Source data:

= = = = =

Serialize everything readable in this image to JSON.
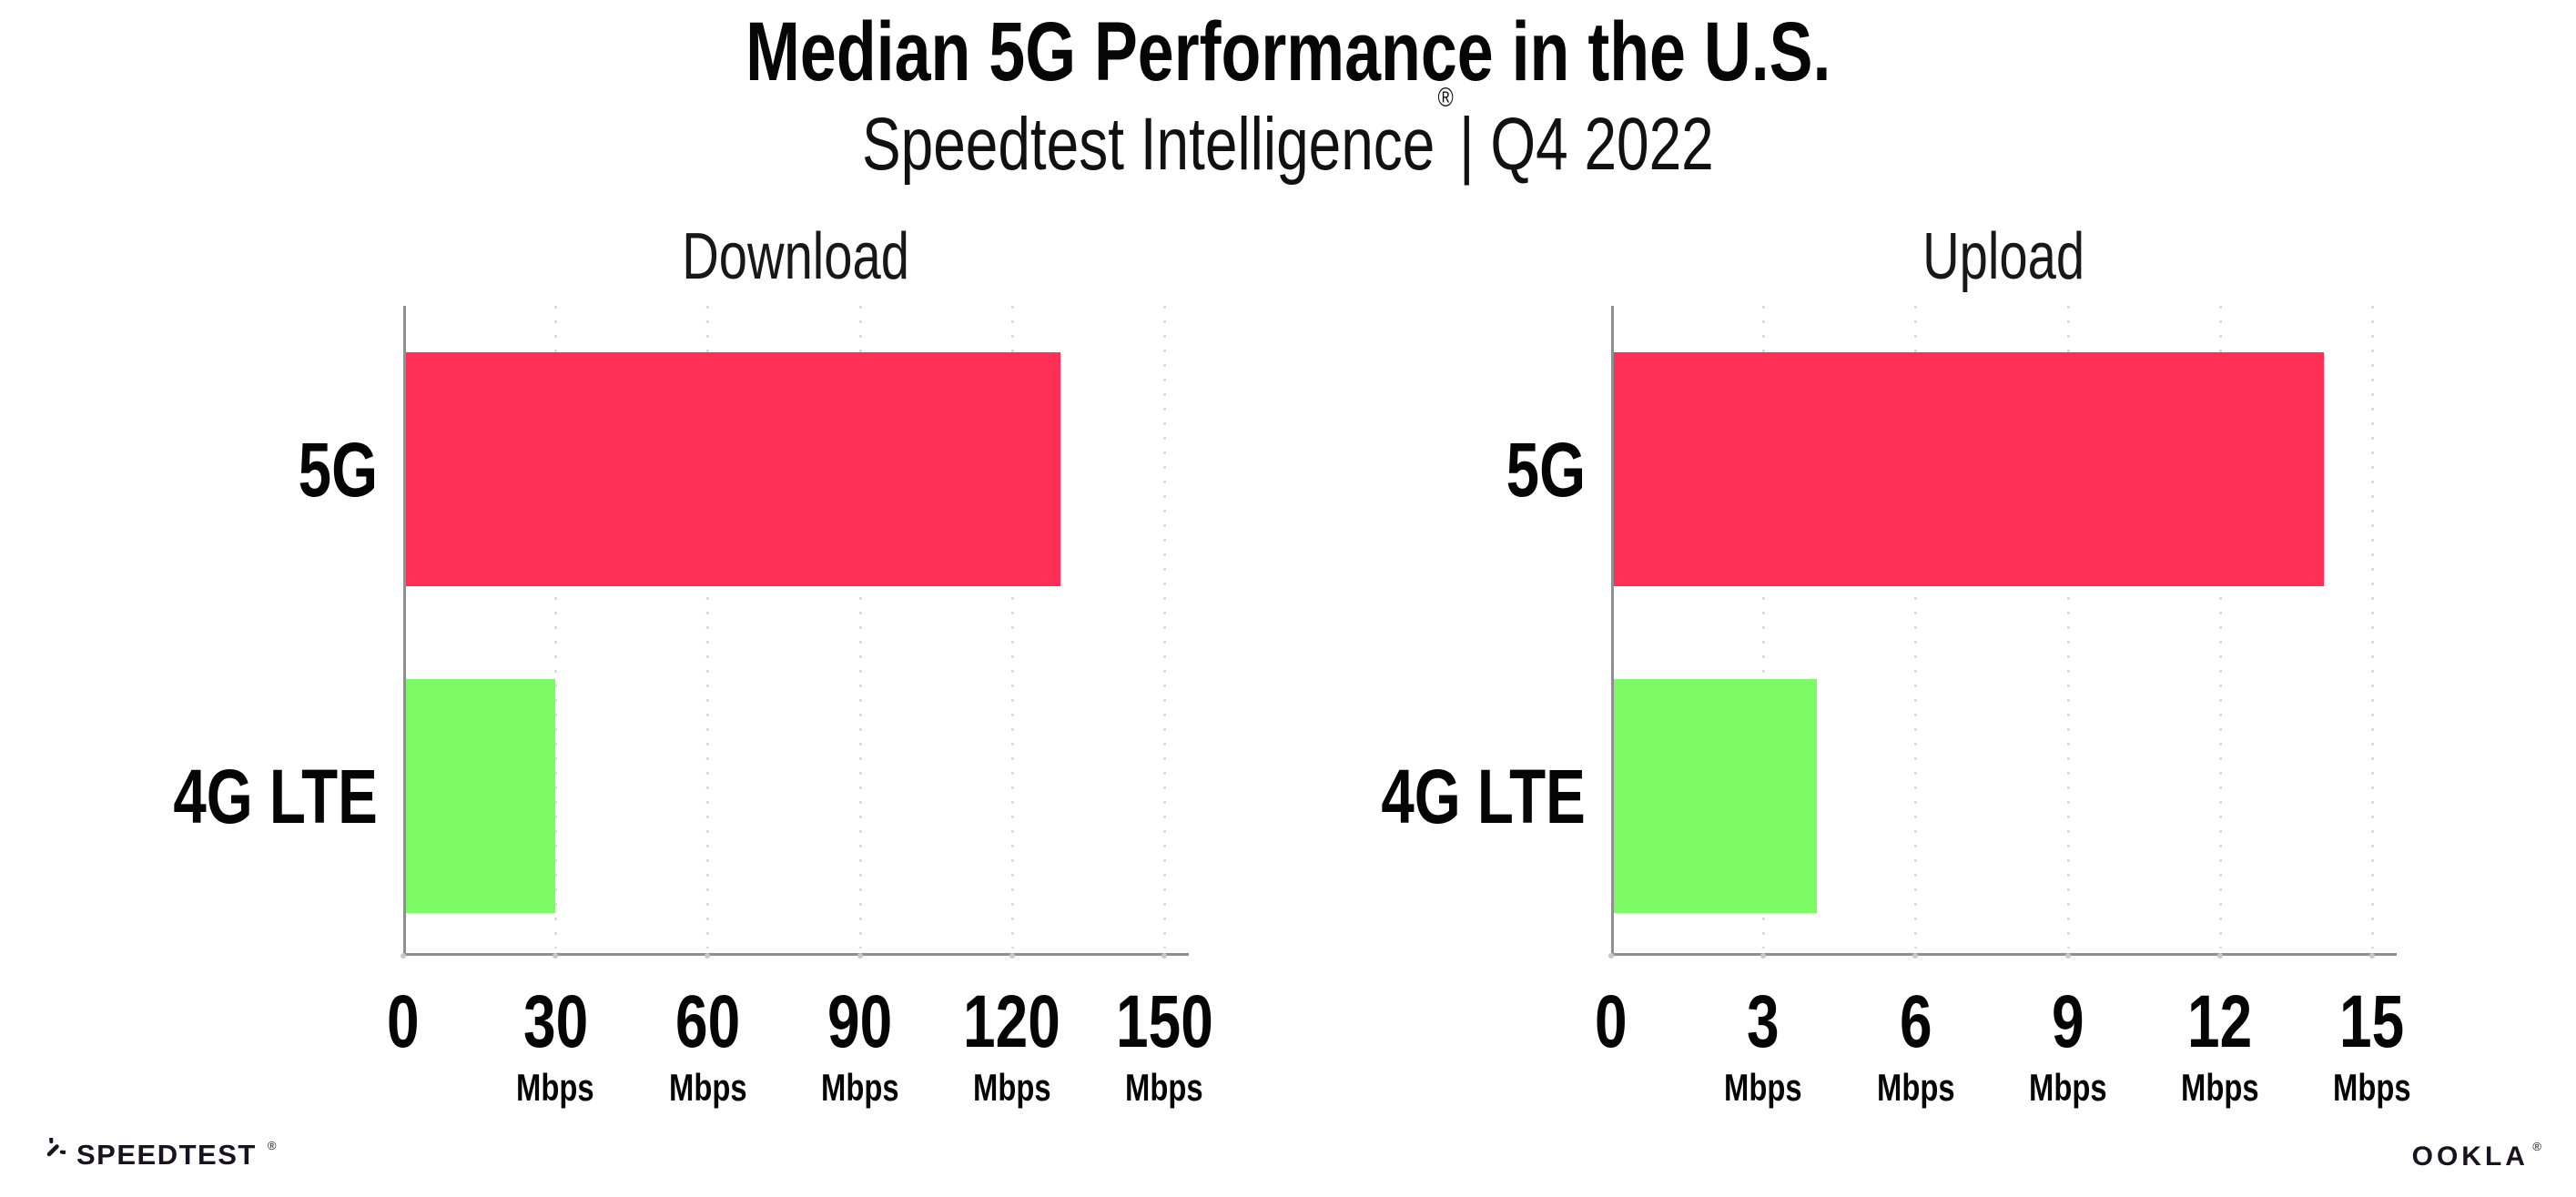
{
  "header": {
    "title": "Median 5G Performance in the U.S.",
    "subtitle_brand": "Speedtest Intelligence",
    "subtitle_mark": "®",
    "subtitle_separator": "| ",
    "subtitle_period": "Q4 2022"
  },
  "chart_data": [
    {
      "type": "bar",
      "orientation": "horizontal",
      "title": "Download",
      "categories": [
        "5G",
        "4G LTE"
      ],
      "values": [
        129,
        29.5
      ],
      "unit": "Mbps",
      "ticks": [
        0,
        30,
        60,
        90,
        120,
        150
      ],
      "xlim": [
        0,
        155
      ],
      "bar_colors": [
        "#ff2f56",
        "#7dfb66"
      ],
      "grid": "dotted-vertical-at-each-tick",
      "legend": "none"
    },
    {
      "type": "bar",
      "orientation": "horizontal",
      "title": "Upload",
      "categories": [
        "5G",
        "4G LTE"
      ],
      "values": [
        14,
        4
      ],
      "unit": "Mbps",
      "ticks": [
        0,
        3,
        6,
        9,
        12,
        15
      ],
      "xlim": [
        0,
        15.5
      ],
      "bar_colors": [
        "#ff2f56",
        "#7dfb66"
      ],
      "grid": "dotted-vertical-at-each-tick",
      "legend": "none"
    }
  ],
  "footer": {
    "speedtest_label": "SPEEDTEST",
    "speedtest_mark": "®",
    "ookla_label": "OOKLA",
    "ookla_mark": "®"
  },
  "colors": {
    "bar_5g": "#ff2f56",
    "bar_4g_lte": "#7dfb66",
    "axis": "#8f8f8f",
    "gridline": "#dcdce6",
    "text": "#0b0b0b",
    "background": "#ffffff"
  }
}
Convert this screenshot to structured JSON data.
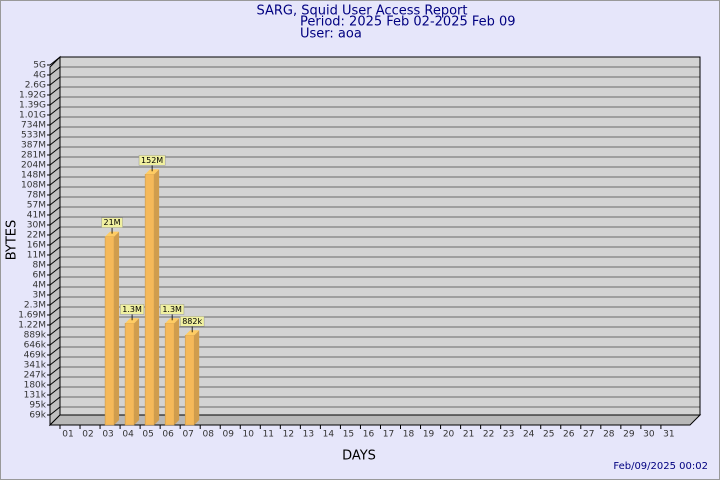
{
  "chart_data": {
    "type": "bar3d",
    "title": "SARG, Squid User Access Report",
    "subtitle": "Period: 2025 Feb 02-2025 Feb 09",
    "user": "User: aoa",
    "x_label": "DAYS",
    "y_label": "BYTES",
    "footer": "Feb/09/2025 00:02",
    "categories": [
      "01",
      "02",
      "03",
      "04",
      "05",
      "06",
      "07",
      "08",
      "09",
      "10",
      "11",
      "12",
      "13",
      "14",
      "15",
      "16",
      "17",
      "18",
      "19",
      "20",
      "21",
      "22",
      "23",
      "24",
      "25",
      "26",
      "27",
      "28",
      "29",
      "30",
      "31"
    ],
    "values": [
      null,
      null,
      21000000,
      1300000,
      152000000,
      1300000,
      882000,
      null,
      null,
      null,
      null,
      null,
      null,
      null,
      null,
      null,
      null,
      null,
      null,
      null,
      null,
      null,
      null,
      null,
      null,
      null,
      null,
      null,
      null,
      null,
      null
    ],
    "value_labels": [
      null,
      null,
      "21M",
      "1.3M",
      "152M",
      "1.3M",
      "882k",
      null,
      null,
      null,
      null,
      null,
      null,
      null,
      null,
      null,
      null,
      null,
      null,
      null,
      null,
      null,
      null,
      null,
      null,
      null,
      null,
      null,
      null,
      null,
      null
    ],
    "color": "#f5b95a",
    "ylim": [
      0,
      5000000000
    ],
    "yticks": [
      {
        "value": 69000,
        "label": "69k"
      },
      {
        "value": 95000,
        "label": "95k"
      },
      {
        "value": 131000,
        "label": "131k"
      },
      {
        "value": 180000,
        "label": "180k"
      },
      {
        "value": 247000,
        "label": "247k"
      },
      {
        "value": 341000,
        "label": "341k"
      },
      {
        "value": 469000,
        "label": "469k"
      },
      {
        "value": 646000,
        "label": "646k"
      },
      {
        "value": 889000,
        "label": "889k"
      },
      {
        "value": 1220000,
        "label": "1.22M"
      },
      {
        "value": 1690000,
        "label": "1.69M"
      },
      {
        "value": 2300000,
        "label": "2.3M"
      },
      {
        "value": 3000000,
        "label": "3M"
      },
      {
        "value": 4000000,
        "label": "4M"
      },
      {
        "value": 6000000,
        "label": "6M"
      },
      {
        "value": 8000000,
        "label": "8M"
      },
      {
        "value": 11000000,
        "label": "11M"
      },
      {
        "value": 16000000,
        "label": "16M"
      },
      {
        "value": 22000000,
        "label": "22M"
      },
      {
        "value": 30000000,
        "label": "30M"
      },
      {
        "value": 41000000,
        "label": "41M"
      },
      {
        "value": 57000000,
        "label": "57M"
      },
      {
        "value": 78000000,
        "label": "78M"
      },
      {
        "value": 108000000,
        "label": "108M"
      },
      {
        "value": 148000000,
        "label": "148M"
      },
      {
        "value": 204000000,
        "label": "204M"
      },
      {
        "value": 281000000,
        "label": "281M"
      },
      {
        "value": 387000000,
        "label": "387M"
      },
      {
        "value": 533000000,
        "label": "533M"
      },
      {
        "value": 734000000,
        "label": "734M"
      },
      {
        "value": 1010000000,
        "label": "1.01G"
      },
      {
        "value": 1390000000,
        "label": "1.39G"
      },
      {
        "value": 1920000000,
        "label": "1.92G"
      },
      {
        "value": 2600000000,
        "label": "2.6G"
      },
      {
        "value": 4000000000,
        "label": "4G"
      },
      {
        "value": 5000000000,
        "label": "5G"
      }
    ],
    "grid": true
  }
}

= = = = =

> GIVEN EXERCISE:
Extract every line of the data exactly; pictures stay out.

> THE ANSWER:
Serialize everything readable in this image to JSON.
{
  "header": {
    "title": "Median 5G Performance in the U.S.",
    "subtitle_brand": "Speedtest Intelligence",
    "subtitle_mark": "®",
    "subtitle_separator": "| ",
    "subtitle_period": "Q4 2022"
  },
  "chart_data": [
    {
      "type": "bar",
      "orientation": "horizontal",
      "title": "Download",
      "categories": [
        "5G",
        "4G LTE"
      ],
      "values": [
        129,
        29.5
      ],
      "unit": "Mbps",
      "ticks": [
        0,
        30,
        60,
        90,
        120,
        150
      ],
      "xlim": [
        0,
        155
      ],
      "bar_colors": [
        "#ff2f56",
        "#7dfb66"
      ],
      "grid": "dotted-vertical-at-each-tick",
      "legend": "none"
    },
    {
      "type": "bar",
      "orientation": "horizontal",
      "title": "Upload",
      "categories": [
        "5G",
        "4G LTE"
      ],
      "values": [
        14,
        4
      ],
      "unit": "Mbps",
      "ticks": [
        0,
        3,
        6,
        9,
        12,
        15
      ],
      "xlim": [
        0,
        15.5
      ],
      "bar_colors": [
        "#ff2f56",
        "#7dfb66"
      ],
      "grid": "dotted-vertical-at-each-tick",
      "legend": "none"
    }
  ],
  "footer": {
    "speedtest_label": "SPEEDTEST",
    "speedtest_mark": "®",
    "ookla_label": "OOKLA",
    "ookla_mark": "®"
  },
  "colors": {
    "bar_5g": "#ff2f56",
    "bar_4g_lte": "#7dfb66",
    "axis": "#8f8f8f",
    "gridline": "#dcdce6",
    "text": "#0b0b0b",
    "background": "#ffffff"
  }
}
Convert this screenshot to structured JSON data.
{
  "chart_data": {
    "type": "bar3d",
    "title": "SARG, Squid User Access Report",
    "subtitle": "Period: 2025 Feb 02-2025 Feb 09",
    "user": "User: aoa",
    "x_label": "DAYS",
    "y_label": "BYTES",
    "footer": "Feb/09/2025 00:02",
    "categories": [
      "01",
      "02",
      "03",
      "04",
      "05",
      "06",
      "07",
      "08",
      "09",
      "10",
      "11",
      "12",
      "13",
      "14",
      "15",
      "16",
      "17",
      "18",
      "19",
      "20",
      "21",
      "22",
      "23",
      "24",
      "25",
      "26",
      "27",
      "28",
      "29",
      "30",
      "31"
    ],
    "values": [
      null,
      null,
      21000000,
      1300000,
      152000000,
      1300000,
      882000,
      null,
      null,
      null,
      null,
      null,
      null,
      null,
      null,
      null,
      null,
      null,
      null,
      null,
      null,
      null,
      null,
      null,
      null,
      null,
      null,
      null,
      null,
      null,
      null
    ],
    "value_labels": [
      null,
      null,
      "21M",
      "1.3M",
      "152M",
      "1.3M",
      "882k",
      null,
      null,
      null,
      null,
      null,
      null,
      null,
      null,
      null,
      null,
      null,
      null,
      null,
      null,
      null,
      null,
      null,
      null,
      null,
      null,
      null,
      null,
      null,
      null
    ],
    "color": "#f5b95a",
    "ylim": [
      0,
      5000000000
    ],
    "yticks": [
      {
        "value": 69000,
        "label": "69k"
      },
      {
        "value": 95000,
        "label": "95k"
      },
      {
        "value": 131000,
        "label": "131k"
      },
      {
        "value": 180000,
        "label": "180k"
      },
      {
        "value": 247000,
        "label": "247k"
      },
      {
        "value": 341000,
        "label": "341k"
      },
      {
        "value": 469000,
        "label": "469k"
      },
      {
        "value": 646000,
        "label": "646k"
      },
      {
        "value": 889000,
        "label": "889k"
      },
      {
        "value": 1220000,
        "label": "1.22M"
      },
      {
        "value": 1690000,
        "label": "1.69M"
      },
      {
        "value": 2300000,
        "label": "2.3M"
      },
      {
        "value": 3000000,
        "label": "3M"
      },
      {
        "value": 4000000,
        "label": "4M"
      },
      {
        "value": 6000000,
        "label": "6M"
      },
      {
        "value": 8000000,
        "label": "8M"
      },
      {
        "value": 11000000,
        "label": "11M"
      },
      {
        "value": 16000000,
        "label": "16M"
      },
      {
        "value": 22000000,
        "label": "22M"
      },
      {
        "value": 30000000,
        "label": "30M"
      },
      {
        "value": 41000000,
        "label": "41M"
      },
      {
        "value": 57000000,
        "label": "57M"
      },
      {
        "value": 78000000,
        "label": "78M"
      },
      {
        "value": 108000000,
        "label": "108M"
      },
      {
        "value": 148000000,
        "label": "148M"
      },
      {
        "value": 204000000,
        "label": "204M"
      },
      {
        "value": 281000000,
        "label": "281M"
      },
      {
        "value": 387000000,
        "label": "387M"
      },
      {
        "value": 533000000,
        "label": "533M"
      },
      {
        "value": 734000000,
        "label": "734M"
      },
      {
        "value": 1010000000,
        "label": "1.01G"
      },
      {
        "value": 1390000000,
        "label": "1.39G"
      },
      {
        "value": 1920000000,
        "label": "1.92G"
      },
      {
        "value": 2600000000,
        "label": "2.6G"
      },
      {
        "value": 4000000000,
        "label": "4G"
      },
      {
        "value": 5000000000,
        "label": "5G"
      }
    ],
    "grid": true
  }
}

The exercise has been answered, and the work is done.